Supplied passage →
_ _ _ _ _ _ _

Necessary suffering?

But the problem of suffering is not quite the same as the problem of pain, and neither are the same as the problem of evil.

Even suffering is clearly not always evil. We all know the ‘suffering’ of delayed gratification or of having our will thwarted – of not getting what we want when we want it. Every child knows the ‘suffering’ of being forced to eat their greens or stop playing/watching when it’s time for bed. Though these are clearly trivial examples, we nonetheless experience them as real suffering. But it’s generally only our ego that suffers, often to the long-term benefit of our character.

We sometimes use the phrase ‘cruel to be kind’ to describe these experiences – things which are unpleasant but beneficial. Which is not to justify genuine cruelty, nor to condone child-beating. But sometimes I think that in our desire to avoid physical pain we’ve forgotten that there can be worse things.

Emotionally, one of the most piercing pains many of us will suffer is the experience of unrequited love; the feeling that life has no meaning outside of this desired, beloved person, but they have no interest in us. We might feel at the time that it’s ‘evil’ that the world is set up in such a way, but it’s surely just a consequence of our essential freedom. Love cannot be forced, thank goodness; yet this good reality is the cause of much pain.

Different kinds of suffering

Another complicating factor in the discussion is that there are so many different kinds, causes and degrees of pain and suffering. These very different kinds cannot usefully all be lumped together when we’re talking about why God allows suffering.

So there is self-inflicted suffering and that which is brought about by other people, or that deriving from natural causes. There is accidental suffering and there is suffering caused deliberately. There is apparently meaningless or random suffering and there is suffering that clearly has a redemptive element. There is everyday suffering and there is exceptional suffering.

Humans are fragile beings with many needs, and if these are not met for a while then we start to suffer. We’re also adapted to quite a small specific range of conditions (e.g. temperature, pressure, oxygen level) and if these change then we start to experience suffering. This is just part of life. But we can’t realistically expect all our needs to be met all the time nor conditions always to be optimum, so we will inevitably experience degrees of suffering.

_ _ _ _ _ _ _

Work item → Write the next part of the passage on suffering, pain and evil, starting after its final sentence.

_ _ _ _ _ _ _

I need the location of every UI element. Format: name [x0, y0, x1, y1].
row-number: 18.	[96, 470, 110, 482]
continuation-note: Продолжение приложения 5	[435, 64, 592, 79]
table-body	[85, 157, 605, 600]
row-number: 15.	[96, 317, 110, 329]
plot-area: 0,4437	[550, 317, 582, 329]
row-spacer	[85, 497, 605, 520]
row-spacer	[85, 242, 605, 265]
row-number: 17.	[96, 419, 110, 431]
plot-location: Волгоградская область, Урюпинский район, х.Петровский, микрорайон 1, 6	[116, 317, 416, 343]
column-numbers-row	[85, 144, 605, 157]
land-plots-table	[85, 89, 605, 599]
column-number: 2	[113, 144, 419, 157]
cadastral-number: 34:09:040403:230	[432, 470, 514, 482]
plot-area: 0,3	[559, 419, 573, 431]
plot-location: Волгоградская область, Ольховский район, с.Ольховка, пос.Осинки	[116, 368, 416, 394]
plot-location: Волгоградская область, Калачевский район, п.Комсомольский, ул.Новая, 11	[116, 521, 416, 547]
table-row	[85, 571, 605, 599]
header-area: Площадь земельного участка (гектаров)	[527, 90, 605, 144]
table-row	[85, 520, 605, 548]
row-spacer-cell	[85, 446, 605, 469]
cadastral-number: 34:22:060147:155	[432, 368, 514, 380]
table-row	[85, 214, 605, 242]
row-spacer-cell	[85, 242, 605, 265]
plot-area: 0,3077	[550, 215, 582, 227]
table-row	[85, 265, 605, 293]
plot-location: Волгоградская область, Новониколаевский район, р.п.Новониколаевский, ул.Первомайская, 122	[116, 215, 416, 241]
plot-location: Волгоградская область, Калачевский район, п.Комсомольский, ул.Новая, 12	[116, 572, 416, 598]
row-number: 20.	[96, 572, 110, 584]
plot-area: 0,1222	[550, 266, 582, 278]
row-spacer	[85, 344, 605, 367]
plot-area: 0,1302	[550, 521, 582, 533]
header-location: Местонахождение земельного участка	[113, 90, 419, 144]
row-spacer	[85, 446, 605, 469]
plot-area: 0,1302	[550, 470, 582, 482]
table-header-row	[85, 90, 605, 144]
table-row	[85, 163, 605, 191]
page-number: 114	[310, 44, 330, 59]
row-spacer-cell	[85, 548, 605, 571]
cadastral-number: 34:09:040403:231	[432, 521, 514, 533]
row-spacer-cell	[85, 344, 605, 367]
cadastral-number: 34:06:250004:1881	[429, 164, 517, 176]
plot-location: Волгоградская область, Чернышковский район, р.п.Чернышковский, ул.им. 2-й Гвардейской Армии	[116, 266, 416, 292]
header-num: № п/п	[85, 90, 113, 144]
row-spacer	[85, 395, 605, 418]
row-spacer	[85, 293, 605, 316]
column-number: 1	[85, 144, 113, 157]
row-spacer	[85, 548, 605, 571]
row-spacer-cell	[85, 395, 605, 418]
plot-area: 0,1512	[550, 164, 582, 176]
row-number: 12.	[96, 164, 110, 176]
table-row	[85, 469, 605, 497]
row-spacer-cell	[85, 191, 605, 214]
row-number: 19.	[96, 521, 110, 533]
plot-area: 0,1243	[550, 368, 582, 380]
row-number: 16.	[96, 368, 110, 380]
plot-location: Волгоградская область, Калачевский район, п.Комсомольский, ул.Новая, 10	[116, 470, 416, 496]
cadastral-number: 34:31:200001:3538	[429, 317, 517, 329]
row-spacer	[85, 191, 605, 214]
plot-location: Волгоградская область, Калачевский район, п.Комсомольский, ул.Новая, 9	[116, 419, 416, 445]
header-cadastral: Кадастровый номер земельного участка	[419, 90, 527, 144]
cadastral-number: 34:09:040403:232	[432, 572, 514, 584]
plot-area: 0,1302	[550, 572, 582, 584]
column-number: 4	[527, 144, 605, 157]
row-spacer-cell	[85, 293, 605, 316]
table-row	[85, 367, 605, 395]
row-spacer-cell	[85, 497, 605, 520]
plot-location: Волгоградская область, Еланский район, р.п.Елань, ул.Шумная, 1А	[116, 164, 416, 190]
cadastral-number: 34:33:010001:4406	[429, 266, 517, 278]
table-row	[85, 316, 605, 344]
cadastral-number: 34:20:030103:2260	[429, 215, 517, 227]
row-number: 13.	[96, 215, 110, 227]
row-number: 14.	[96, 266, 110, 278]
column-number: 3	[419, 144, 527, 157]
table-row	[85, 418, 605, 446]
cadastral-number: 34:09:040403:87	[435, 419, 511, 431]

_ _ _ _ _ _ _

Result of this exercise →
Everyday suffering

So there is, of course, a normal level of pain and suffering that we all experience just as part of being alive in this world. We all suffer minor knocks, scrapes and bruises – both physically and emotionally. We all suffer small inconveniences, frustrations, disappointments and losses. We all catch colds or get headaches. We all experience growing pains, and the necessary pains of falling over and grazing our knees as we learn to walk.

For the most part we cope with these daily low-level ‘sufferings’ and don’t let them affect us too much. It’s only when they mount up or our resilience is low that these low-level issues become really problematic. Yet their very existence shows us that some pain and suffering is necessarily built into the fabric of the world and of our lives, and while unpleasant and inconvenient is not necessarily always evil.

Then there are the larger but rarer troubles, some of which we are all going to face at some point –serious illness, financial difficulty, unemployment or loss of work, relational problems or breakdown. There is the loss of loved ones and pain of bereavement which we will all inevitably experience. And we must all face our own mortality and ultimately death.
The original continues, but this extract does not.